**RECORDS FOR PROCESSING**
^^^^^^^^^^^^^^^^

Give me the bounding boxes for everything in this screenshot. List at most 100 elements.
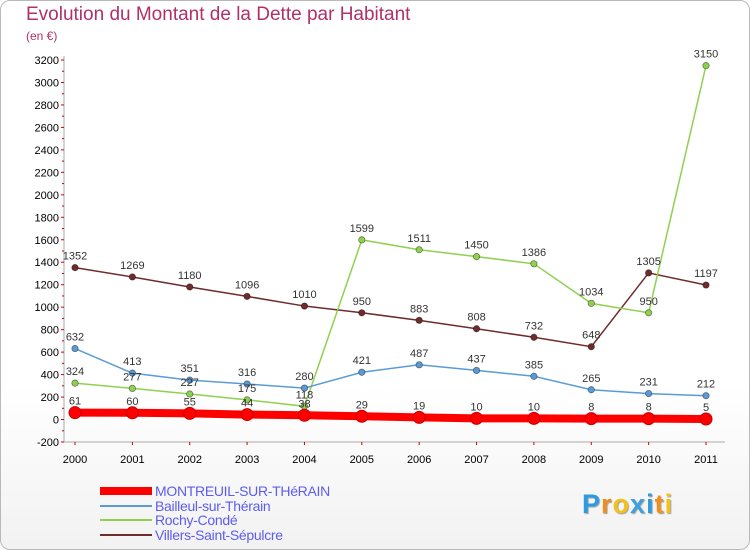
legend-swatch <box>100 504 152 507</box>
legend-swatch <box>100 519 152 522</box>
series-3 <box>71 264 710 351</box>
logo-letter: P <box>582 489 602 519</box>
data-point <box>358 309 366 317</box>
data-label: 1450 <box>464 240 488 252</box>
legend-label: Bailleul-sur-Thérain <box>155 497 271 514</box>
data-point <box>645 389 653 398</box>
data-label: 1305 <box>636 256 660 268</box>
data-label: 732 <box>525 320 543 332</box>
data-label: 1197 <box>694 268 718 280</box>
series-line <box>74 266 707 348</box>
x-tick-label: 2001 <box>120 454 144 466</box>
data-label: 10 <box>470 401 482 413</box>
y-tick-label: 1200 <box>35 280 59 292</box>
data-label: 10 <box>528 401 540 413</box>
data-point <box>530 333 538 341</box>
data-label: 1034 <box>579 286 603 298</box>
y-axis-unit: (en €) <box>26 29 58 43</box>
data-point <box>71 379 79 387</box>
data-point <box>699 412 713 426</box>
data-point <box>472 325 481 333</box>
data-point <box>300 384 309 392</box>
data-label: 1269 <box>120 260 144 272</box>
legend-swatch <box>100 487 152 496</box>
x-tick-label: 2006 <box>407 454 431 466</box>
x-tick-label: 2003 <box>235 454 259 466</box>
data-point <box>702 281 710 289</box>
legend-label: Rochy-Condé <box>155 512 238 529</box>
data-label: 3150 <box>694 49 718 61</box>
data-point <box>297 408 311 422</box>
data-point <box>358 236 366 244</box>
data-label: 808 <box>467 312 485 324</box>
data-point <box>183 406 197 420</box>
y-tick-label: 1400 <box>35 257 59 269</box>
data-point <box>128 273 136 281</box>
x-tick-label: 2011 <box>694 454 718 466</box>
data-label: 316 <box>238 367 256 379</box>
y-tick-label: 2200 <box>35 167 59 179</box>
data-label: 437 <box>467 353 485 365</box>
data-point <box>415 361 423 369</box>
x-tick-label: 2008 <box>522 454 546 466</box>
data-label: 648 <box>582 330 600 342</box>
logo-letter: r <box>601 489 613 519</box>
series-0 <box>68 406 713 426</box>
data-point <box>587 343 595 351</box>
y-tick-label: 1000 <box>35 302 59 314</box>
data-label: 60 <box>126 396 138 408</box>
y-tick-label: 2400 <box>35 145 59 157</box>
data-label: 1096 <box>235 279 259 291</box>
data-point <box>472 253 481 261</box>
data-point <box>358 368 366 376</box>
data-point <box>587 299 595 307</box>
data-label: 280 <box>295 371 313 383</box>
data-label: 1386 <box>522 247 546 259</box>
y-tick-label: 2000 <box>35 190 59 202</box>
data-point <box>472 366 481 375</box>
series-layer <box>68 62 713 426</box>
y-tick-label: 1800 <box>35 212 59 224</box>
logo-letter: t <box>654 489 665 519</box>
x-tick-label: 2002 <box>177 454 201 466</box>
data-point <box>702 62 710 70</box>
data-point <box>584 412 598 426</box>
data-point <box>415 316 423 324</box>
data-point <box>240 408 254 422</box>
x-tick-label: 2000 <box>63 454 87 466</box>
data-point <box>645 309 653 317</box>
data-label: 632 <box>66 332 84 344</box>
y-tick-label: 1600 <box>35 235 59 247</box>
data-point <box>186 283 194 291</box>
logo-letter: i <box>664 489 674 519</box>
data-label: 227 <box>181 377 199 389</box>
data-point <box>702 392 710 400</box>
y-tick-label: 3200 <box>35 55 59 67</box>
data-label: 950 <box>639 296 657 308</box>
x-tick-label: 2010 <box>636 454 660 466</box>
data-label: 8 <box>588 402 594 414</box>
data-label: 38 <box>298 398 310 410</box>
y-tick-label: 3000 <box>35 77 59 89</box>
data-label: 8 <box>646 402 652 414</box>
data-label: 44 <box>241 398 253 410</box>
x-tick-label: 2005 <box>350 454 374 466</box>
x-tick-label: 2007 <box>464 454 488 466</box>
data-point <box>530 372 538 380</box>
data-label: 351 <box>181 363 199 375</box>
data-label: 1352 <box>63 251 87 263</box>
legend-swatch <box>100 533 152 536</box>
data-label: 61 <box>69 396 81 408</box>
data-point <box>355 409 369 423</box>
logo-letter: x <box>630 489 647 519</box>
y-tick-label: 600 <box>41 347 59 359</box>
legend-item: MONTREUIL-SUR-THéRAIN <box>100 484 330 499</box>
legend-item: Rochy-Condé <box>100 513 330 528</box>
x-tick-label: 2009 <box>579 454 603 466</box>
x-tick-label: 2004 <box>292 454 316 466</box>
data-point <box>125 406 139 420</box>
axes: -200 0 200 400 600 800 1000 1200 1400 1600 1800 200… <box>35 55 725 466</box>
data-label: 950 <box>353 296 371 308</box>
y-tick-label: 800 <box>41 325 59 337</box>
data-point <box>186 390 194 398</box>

^^^^^^^^^^^^^^^^

**YOUR INSTRUCTIONS**
Render all of the material above as a Markdown table with the columns No. and Entry, giving each line its own numbered row. Skip blank lines and leave the pictures out.

**WRITTEN RESPONSE**
| No. | Entry |
|---|---|
| 1 | Give me the bounding boxes for everything in this screenshot. List at most 100 elements. |
| 2 | legend-swatch <box>100 504 152 507</box> |
| 3 | legend-swatch <box>100 519 152 522</box> |
| 4 | series-3 <box>71 264 710 351</box> |
| 5 | logo-letter: P <box>582 489 602 519</box> |
| 6 | data-point <box>358 309 366 317</box> |
| 7 | data-label: 1450 <box>464 240 488 252</box> |
| 8 | legend-label: Bailleul-sur-Thérain <box>155 497 271 514</box> |
| 9 | data-point <box>645 389 653 398</box> |
| 10 | data-label: 1305 <box>636 256 660 268</box> |
| 11 | data-label: 732 <box>525 320 543 332</box> |
| 12 | data-label: 1197 <box>694 268 718 280</box> |
| 13 | series-line <box>74 266 707 348</box> |
| 14 | x-tick-label: 2001 <box>120 454 144 466</box> |
| 15 | data-label: 10 <box>470 401 482 413</box> |
| 16 | y-tick-label: 1200 <box>35 280 59 292</box> |
| 17 | data-label: 10 <box>528 401 540 413</box> |
| 18 | data-point <box>530 333 538 341</box> |
| 19 | data-label: 1034 <box>579 286 603 298</box> |
| 20 | y-axis-unit: (en €) <box>26 29 58 43</box> |
| 21 | data-point <box>71 379 79 387</box> |
| 22 | data-point <box>699 412 713 426</box> |
| 23 | data-point <box>472 325 481 333</box> |
| 24 | data-point <box>300 384 309 392</box> |
| 25 | data-label: 1269 <box>120 260 144 272</box> |
| 26 | legend-swatch <box>100 487 152 496</box> |
| 27 | x-tick-label: 2006 <box>407 454 431 466</box> |
| 28 | x-tick-label: 2003 <box>235 454 259 466</box> |
| 29 | data-point <box>702 281 710 289</box> |
| 30 | legend-label: Rochy-Condé <box>155 512 238 529</box> |
| 31 | data-label: 3150 <box>694 49 718 61</box> |
| 32 | data-point <box>297 408 311 422</box> |
| 33 | data-point <box>358 236 366 244</box> |
| 34 | data-label: 808 <box>467 312 485 324</box> |
| 35 | data-point <box>183 406 197 420</box> |
| 36 | y-tick-label: 1400 <box>35 257 59 269</box> |
| 37 | data-point <box>128 273 136 281</box> |
| 38 | x-tick-label: 2011 <box>694 454 718 466</box> |
| 39 | data-label: 316 <box>238 367 256 379</box> |
| 40 | y-tick-label: 2200 <box>35 167 59 179</box> |
| 41 | data-label: 437 <box>467 353 485 365</box> |
| 42 | data-point <box>415 361 423 369</box> |
| 43 | x-tick-label: 2008 <box>522 454 546 466</box> |
| 44 | data-label: 648 <box>582 330 600 342</box> |
| 45 | logo-letter: r <box>601 489 613 519</box> |
| 46 | series-0 <box>68 406 713 426</box> |
| 47 | data-point <box>587 343 595 351</box> |
| 48 | y-tick-label: 1000 <box>35 302 59 314</box> |
| 49 | data-label: 60 <box>126 396 138 408</box> |
| 50 | y-tick-label: 2400 <box>35 145 59 157</box> |
| 51 | data-label: 1096 <box>235 279 259 291</box> |
| 52 | data-point <box>472 253 481 261</box> |
| 53 | data-point <box>358 368 366 376</box> |
| 54 | data-point <box>587 299 595 307</box> |
| 55 | data-label: 280 <box>295 371 313 383</box> |
| 56 | data-label: 1386 <box>522 247 546 259</box> |
| 57 | y-tick-label: 2000 <box>35 190 59 202</box> |
| 58 | data-point <box>472 366 481 375</box> |
| 59 | series-layer <box>68 62 713 426</box> |
| 60 | y-tick-label: 1800 <box>35 212 59 224</box> |
| 61 | logo-letter: t <box>654 489 665 519</box> |
| 62 | x-tick-label: 2002 <box>177 454 201 466</box> |
| 63 | data-point <box>702 62 710 70</box> |
| 64 | data-point <box>584 412 598 426</box> |
| 65 | data-point <box>415 316 423 324</box> |
| 66 | data-point <box>240 408 254 422</box> |
| 67 | x-tick-label: 2000 <box>63 454 87 466</box> |
| 68 | data-point <box>645 309 653 317</box> |
| 69 | data-label: 632 <box>66 332 84 344</box> |
| 70 | y-tick-label: 1600 <box>35 235 59 247</box> |
| 71 | data-point <box>186 283 194 291</box> |
| 72 | logo-letter: i <box>664 489 674 519</box> |
| 73 | data-label: 227 <box>181 377 199 389</box> |
| 74 | data-point <box>702 392 710 400</box> |
| 75 | y-tick-label: 3200 <box>35 55 59 67</box> |
| 76 | data-label: 950 <box>639 296 657 308</box> |
| 77 | x-tick-label: 2010 <box>636 454 660 466</box> |
| 78 | data-label: 8 <box>588 402 594 414</box> |
| 79 | data-label: 38 <box>298 398 310 410</box> |
| 80 | y-tick-label: 3000 <box>35 77 59 89</box> |
| 81 | data-label: 8 <box>646 402 652 414</box> |
| 82 | data-label: 44 <box>241 398 253 410</box> |
| 83 | x-tick-label: 2005 <box>350 454 374 466</box> |
| 84 | x-tick-label: 2007 <box>464 454 488 466</box> |
| 85 | data-point <box>530 372 538 380</box> |
| 86 | data-label: 351 <box>181 363 199 375</box> |
| 87 | data-label: 1352 <box>63 251 87 263</box> |
| 88 | legend-swatch <box>100 533 152 536</box> |
| 89 | data-label: 61 <box>69 396 81 408</box> |
| 90 | data-point <box>355 409 369 423</box> |
| 91 | logo-letter: x <box>630 489 647 519</box> |
| 92 | y-tick-label: 600 <box>41 347 59 359</box> |
| 93 | legend-item: MONTREUIL-SUR-THéRAIN <box>100 484 330 499</box> |
| 94 | legend-item: Rochy-Condé <box>100 513 330 528</box> |
| 95 | x-tick-label: 2009 <box>579 454 603 466</box> |
| 96 | x-tick-label: 2004 <box>292 454 316 466</box> |
| 97 | data-point <box>125 406 139 420</box> |
| 98 | axes: -200 0 200 400 600 800 1000 1200 1400 1600 1800 200… <box>35 55 725 466</box> |
| 99 | data-label: 950 <box>353 296 371 308</box> |
| 100 | y-tick-label: 800 <box>41 325 59 337</box> |
| 101 | data-point <box>186 390 194 398</box> |